Gitwangak Battle Hill National Historic Site, formerly Kitwanga Fort National Historic Site, is a National Historic Site of Canada located near the village of Kitwanga in the Regional District of Kitimat-Stikine in British Columbia, Canada. It protects Battle Hill, a hillfort built by the Gitwangak people in the mid-17th century. The park was developed by George Macdonald, whose archaeological study was of the site, and who was the Director of the National Museum of Civilization until the opening of its current building.

The nearby Gitwangax Village features several wooden totem poles that were originally erected by several 'clans' ('Wilp' in the Gitksan language; 'house' in contemporary use) along the shore of, and facing the Skeena River.  After the flood of ca. 1934, they were moved to higher ground, but (in contrast to traditional practice) to face the village.

*Requirement A*.
Answer these questions about the passage on Gitwangak Battle Hill:
(i) When did the Gitwangak people build the hillfort?
(ii) Which river did the totem poles originally face?
(iii) After the flood of ca. 1934, which direction did the relocated poles face?
*Requirement B*.
Write the next part of the passage on Gitwangak Battle Hill, picking up after its final sentence.
None of the rows are needed.

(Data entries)
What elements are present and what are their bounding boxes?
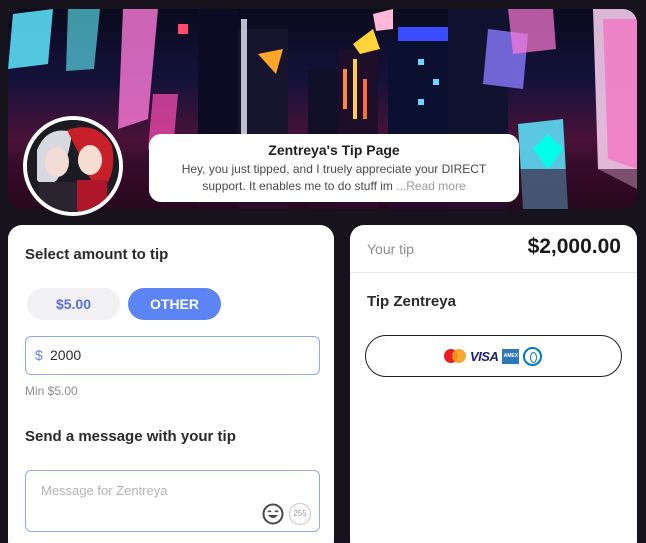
message-input[interactable]: Message for Zentreya 255 <box>25 470 320 532</box>
diners-icon <box>523 346 543 366</box>
message-heading: Send a message with your tip <box>25 428 236 445</box>
tip-summary-panel: Your tip $2,000.00 Tip Zentreya VISA AME… <box>350 225 637 543</box>
page-title: Zentreya's Tip Page <box>268 142 400 158</box>
read-more-link[interactable]: ...Read more <box>396 179 465 193</box>
amex-icon: AMEX <box>502 348 520 364</box>
message-placeholder: Message for Zentreya <box>41 483 168 498</box>
visa-icon: VISA <box>470 348 499 364</box>
creator-bio-card: Zentreya's Tip Page Hey, you just tipped… <box>149 134 519 202</box>
avatar-illustration <box>27 120 119 212</box>
tip-recipient-heading: Tip Zentreya <box>367 293 456 310</box>
smiley-emoji-icon[interactable] <box>262 503 284 525</box>
card-payment-button[interactable]: VISA AMEX <box>365 335 622 377</box>
minimum-amount-hint: Min $5.00 <box>25 384 78 398</box>
tip-form-panel: Select amount to tip $5.00 OTHER $ 2000 … <box>8 225 334 543</box>
your-tip-label: Your tip <box>367 241 414 257</box>
tip-total-amount: $2,000.00 <box>527 235 621 258</box>
other-amount-button[interactable]: OTHER <box>128 288 221 320</box>
bio-text-block: Hey, you just tipped, and I truely appre… <box>149 161 519 195</box>
mastercard-icon <box>444 349 466 363</box>
amount-value: 2000 <box>50 347 82 363</box>
summary-divider <box>350 272 637 273</box>
select-amount-heading: Select amount to tip <box>25 246 169 263</box>
preset-amount-button[interactable]: $5.00 <box>27 288 120 320</box>
tip-amount-input[interactable]: $ 2000 <box>25 336 320 375</box>
currency-symbol: $ <box>35 347 43 363</box>
creator-avatar <box>23 116 123 216</box>
card-logos: VISA AMEX <box>444 346 543 366</box>
character-count: 255 <box>289 503 311 525</box>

*Expected answer A*.
(i) In the mid-17th century.
(ii) The Skeena River.
(iii) Toward the village.

*Expected answer B*.
History
Battle Hill was a fortress that utilized a strategic location, with a number of different defensive fortifications: rolling things such as rocks and huge logs covered with spikes down the sides of the slopes that surrounded the fortress during raids. This fortress was defended by a legendary chief named (Nehl'xt) he was a warrior that wore a grizzly bear hide for protection which could not be penetrated by any weapons used by the enemy nations attacking. He used a number of weapons most notably a weapon called The One Strike Club to kill his enemy. The Gitwangak people would drop back to this location during raids on the village in the lower part of the Gitwangak territory. This location was never lost during battle. The legends of the battles are recorded and passed on through oral history passed on by the Gitwangak people.

The Gitwangak is one of six communities that belong to the First Nations’ group called the Gitxsan. The word "Git" means "the people," and the word "Xsan" (also spelled 'Ksan) is the ancient word for the nearby Skeena river, which the people thought of as the "river of mist." Therefore, the Gitxsan are the "people of the river of mist."

The Gitxsan have lived in this area for thousands of years. In the late 1700s, a Gitwangak warrior chief named ‘Nekt decided that Battle Hill would make the perfect site for a fortified village. The steep sides would allow the homes on top to be easily protected. ‘Nekt built his clan home here, along with that of two other clans.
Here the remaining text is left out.